### Given exercise
Without the pictures, set down the records below word for word.
======== Provided data ========
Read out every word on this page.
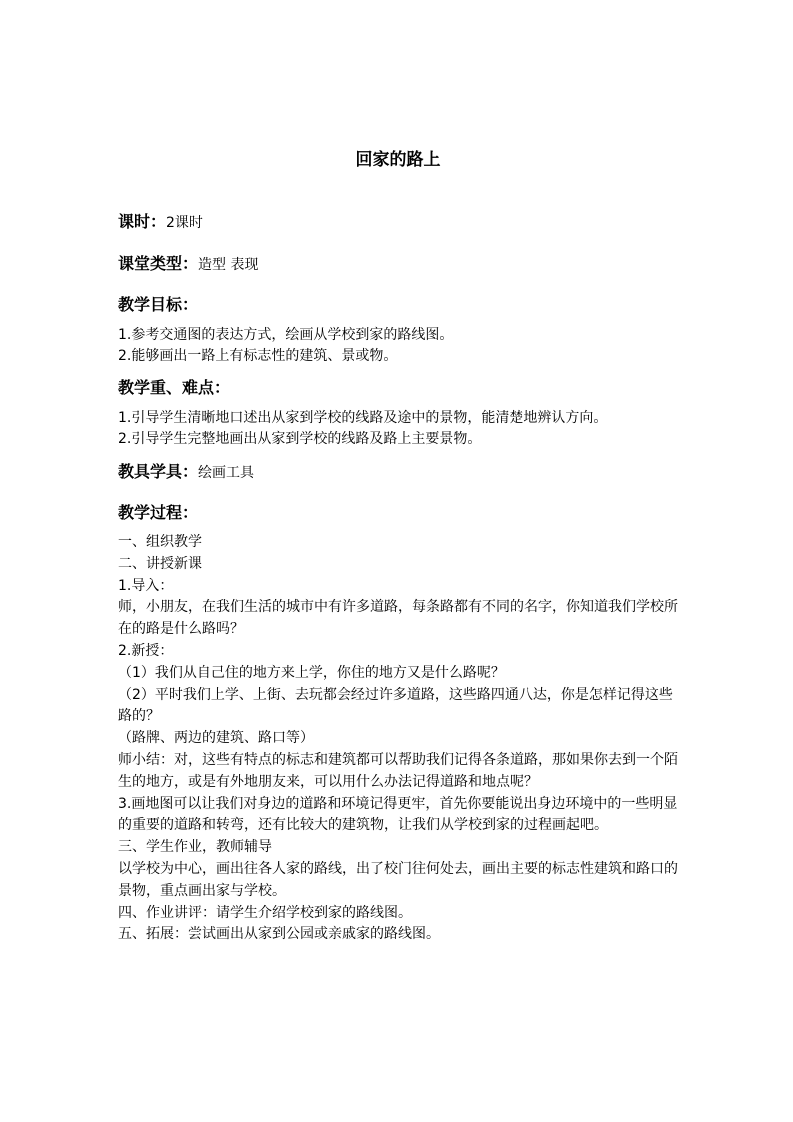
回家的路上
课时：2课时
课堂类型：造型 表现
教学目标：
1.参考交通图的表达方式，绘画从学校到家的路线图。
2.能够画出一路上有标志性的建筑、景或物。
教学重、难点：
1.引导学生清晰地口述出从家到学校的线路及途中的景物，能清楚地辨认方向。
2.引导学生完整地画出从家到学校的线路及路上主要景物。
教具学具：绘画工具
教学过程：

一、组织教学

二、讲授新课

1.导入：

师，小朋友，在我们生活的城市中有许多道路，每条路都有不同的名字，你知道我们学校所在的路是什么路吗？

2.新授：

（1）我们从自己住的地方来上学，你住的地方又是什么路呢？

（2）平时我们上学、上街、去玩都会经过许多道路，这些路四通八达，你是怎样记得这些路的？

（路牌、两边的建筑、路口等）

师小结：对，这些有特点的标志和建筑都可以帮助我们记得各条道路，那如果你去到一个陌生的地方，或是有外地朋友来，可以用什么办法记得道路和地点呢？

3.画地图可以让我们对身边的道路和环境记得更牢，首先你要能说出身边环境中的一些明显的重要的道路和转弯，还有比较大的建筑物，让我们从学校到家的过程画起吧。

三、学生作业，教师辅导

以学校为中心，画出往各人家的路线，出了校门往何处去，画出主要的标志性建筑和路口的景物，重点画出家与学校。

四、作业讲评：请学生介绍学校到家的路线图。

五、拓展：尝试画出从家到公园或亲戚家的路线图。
========
### Written solution
Read out every word on this page.
回家的路上
课时：2课时
课堂类型：造型 表现
教学目标：
1.参考交通图的表达方式，绘画从学校到家的路线图。
2.能够画出一路上有标志性的建筑、景或物。
教学重、难点：
1.引导学生清晰地口述出从家到学校的线路及途中的景物，能清楚地辨认方向。
2.引导学生完整地画出从家到学校的线路及路上主要景物。
教具学具：绘画工具
教学过程：

一、组织教学

二、讲授新课

1.导入：

师，小朋友，在我们生活的城市中有许多道路，每条路都有不同的名字，你知道我们学校所在的路是什么路吗？

2.新授：

（1）我们从自己住的地方来上学，你住的地方又是什么路呢？

（2）平时我们上学、上街、去玩都会经过许多道路，这些路四通八达，你是怎样记得这些路的？

（路牌、两边的建筑、路口等）

师小结：对，这些有特点的标志和建筑都可以帮助我们记得各条道路，那如果你去到一个陌生的地方，或是有外地朋友来，可以用什么办法记得道路和地点呢？

3.画地图可以让我们对身边的道路和环境记得更牢，首先你要能说出身边环境中的一些明显的重要的道路和转弯，还有比较大的建筑物，让我们从学校到家的过程画起吧。

三、学生作业，教师辅导

以学校为中心，画出往各人家的路线，出了校门往何处去，画出主要的标志性建筑和路口的景物，重点画出家与学校。

四、作业讲评：请学生介绍学校到家的路线图。

五、拓展：尝试画出从家到公园或亲戚家的路线图。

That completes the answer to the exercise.